Could you give the entries again, exactly as written?

> Data excerpts
++++++

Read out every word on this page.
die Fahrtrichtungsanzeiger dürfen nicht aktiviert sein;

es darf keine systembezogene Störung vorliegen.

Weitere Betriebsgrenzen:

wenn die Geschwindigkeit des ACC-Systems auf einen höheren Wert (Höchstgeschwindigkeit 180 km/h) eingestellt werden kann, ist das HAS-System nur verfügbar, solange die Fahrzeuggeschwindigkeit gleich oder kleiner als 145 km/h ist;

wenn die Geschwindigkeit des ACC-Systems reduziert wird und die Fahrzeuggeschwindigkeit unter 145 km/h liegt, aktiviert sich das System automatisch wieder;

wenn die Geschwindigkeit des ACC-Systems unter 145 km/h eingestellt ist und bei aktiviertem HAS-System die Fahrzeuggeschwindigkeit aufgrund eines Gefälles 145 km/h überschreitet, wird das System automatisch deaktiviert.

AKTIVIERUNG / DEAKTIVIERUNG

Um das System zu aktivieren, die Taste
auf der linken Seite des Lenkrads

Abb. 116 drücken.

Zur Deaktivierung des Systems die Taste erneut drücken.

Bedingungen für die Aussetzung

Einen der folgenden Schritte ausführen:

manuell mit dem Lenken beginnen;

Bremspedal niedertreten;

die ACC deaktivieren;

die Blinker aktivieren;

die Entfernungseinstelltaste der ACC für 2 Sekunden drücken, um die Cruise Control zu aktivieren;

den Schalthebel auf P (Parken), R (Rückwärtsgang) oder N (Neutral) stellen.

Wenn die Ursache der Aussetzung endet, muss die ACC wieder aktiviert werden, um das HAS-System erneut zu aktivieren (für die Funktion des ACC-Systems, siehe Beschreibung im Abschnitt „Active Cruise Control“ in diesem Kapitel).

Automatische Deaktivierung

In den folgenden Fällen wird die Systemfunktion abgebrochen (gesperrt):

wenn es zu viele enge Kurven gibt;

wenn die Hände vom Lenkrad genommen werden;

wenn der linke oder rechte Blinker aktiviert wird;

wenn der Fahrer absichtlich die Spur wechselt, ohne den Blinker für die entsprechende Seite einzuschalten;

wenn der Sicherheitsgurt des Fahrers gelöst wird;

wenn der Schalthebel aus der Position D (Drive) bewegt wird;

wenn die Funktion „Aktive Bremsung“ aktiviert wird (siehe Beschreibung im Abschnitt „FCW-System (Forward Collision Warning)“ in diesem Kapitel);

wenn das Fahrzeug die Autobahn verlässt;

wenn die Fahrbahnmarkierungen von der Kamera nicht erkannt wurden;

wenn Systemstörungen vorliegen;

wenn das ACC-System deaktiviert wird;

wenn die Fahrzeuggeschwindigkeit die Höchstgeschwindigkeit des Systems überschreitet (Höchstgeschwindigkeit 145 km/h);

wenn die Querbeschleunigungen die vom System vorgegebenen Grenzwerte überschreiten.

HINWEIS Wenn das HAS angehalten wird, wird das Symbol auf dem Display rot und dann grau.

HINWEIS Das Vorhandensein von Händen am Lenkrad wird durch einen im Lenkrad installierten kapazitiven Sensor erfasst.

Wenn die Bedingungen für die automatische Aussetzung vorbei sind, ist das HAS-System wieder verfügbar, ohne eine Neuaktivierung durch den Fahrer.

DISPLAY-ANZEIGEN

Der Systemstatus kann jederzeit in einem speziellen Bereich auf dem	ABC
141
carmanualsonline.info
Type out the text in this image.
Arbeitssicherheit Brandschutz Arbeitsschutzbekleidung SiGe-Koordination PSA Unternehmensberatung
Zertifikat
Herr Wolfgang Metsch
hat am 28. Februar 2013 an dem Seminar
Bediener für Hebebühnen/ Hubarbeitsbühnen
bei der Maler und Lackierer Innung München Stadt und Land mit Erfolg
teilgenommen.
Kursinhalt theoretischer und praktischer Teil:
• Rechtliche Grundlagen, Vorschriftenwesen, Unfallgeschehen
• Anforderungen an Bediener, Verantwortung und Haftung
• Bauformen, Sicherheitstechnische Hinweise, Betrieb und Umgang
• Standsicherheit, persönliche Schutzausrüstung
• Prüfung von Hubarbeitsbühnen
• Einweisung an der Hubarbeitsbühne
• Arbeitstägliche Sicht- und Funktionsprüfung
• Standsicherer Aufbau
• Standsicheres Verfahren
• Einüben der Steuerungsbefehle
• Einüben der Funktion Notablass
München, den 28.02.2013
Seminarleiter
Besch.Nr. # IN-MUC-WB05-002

++++++

> Your solution
Read out every word on this page.
die Fahrtrichtungsanzeiger dürfen nicht aktiviert sein;

es darf keine systembezogene Störung vorliegen.

Weitere Betriebsgrenzen:

wenn die Geschwindigkeit des ACC-Systems auf einen höheren Wert (Höchstgeschwindigkeit 180 km/h) eingestellt werden kann, ist das HAS-System nur verfügbar, solange die Fahrzeuggeschwindigkeit gleich oder kleiner als 145 km/h ist;

wenn die Geschwindigkeit des ACC-Systems reduziert wird und die Fahrzeuggeschwindigkeit unter 145 km/h liegt, aktiviert sich das System automatisch wieder;

wenn die Geschwindigkeit des ACC-Systems unter 145 km/h eingestellt ist und bei aktiviertem HAS-System die Fahrzeuggeschwindigkeit aufgrund eines Gefälles 145 km/h überschreitet, wird das System automatisch deaktiviert.

AKTIVIERUNG / DEAKTIVIERUNG

Um das System zu aktivieren, die Taste
auf der linken Seite des Lenkrads

Abb. 116 drücken.

Zur Deaktivierung des Systems die Taste erneut drücken.

Bedingungen für die Aussetzung

Einen der folgenden Schritte ausführen:

manuell mit dem Lenken beginnen;

Bremspedal niedertreten;

die ACC deaktivieren;

die Blinker aktivieren;

die Entfernungseinstelltaste der ACC für 2 Sekunden drücken, um die Cruise Control zu aktivieren;

den Schalthebel auf P (Parken), R (Rückwärtsgang) oder N (Neutral) stellen.

Wenn die Ursache der Aussetzung endet, muss die ACC wieder aktiviert werden, um das HAS-System erneut zu aktivieren (für die Funktion des ACC-Systems, siehe Beschreibung im Abschnitt „Active Cruise Control“ in diesem Kapitel).

Automatische Deaktivierung

In den folgenden Fällen wird die Systemfunktion abgebrochen (gesperrt):

wenn es zu viele enge Kurven gibt;

wenn die Hände vom Lenkrad genommen werden;

wenn der linke oder rechte Blinker aktiviert wird;

wenn der Fahrer absichtlich die Spur wechselt, ohne den Blinker für die entsprechende Seite einzuschalten;

wenn der Sicherheitsgurt des Fahrers gelöst wird;

wenn der Schalthebel aus der Position D (Drive) bewegt wird;

wenn die Funktion „Aktive Bremsung“ aktiviert wird (siehe Beschreibung im Abschnitt „FCW-System (Forward Collision Warning)“ in diesem Kapitel);

wenn das Fahrzeug die Autobahn verlässt;

wenn die Fahrbahnmarkierungen von der Kamera nicht erkannt wurden;

wenn Systemstörungen vorliegen;

wenn das ACC-System deaktiviert wird;

wenn die Fahrzeuggeschwindigkeit die Höchstgeschwindigkeit des Systems überschreitet (Höchstgeschwindigkeit 145 km/h);

wenn die Querbeschleunigungen die vom System vorgegebenen Grenzwerte überschreiten.

HINWEIS Wenn das HAS angehalten wird, wird das Symbol auf dem Display rot und dann grau.

HINWEIS Das Vorhandensein von Händen am Lenkrad wird durch einen im Lenkrad installierten kapazitiven Sensor erfasst.

Wenn die Bedingungen für die automatische Aussetzung vorbei sind, ist das HAS-System wieder verfügbar, ohne eine Neuaktivierung durch den Fahrer.

DISPLAY-ANZEIGEN

Der Systemstatus kann jederzeit in einem speziellen Bereich auf dem	ABC
141
carmanualsonline.info
Type out the text in this image.
Arbeitssicherheit Brandschutz Arbeitsschutzbekleidung SiGe-Koordination PSA Unternehmensberatung
Zertifikat
Herr Wolfgang Metsch
hat am 28. Februar 2013 an dem Seminar
Bediener für Hebebühnen/ Hubarbeitsbühnen
bei der Maler und Lackierer Innung München Stadt und Land mit Erfolg
teilgenommen.
Kursinhalt theoretischer und praktischer Teil:
• Rechtliche Grundlagen, Vorschriftenwesen, Unfallgeschehen
• Anforderungen an Bediener, Verantwortung und Haftung
• Bauformen, Sicherheitstechnische Hinweise, Betrieb und Umgang
• Standsicherheit, persönliche Schutzausrüstung
• Prüfung von Hubarbeitsbühnen
• Einweisung an der Hubarbeitsbühne
• Arbeitstägliche Sicht- und Funktionsprüfung
• Standsicherer Aufbau
• Standsicheres Verfahren
• Einüben der Steuerungsbefehle
• Einüben der Funktion Notablass
München, den 28.02.2013
Seminarleiter
Besch.Nr. # IN-MUC-WB05-002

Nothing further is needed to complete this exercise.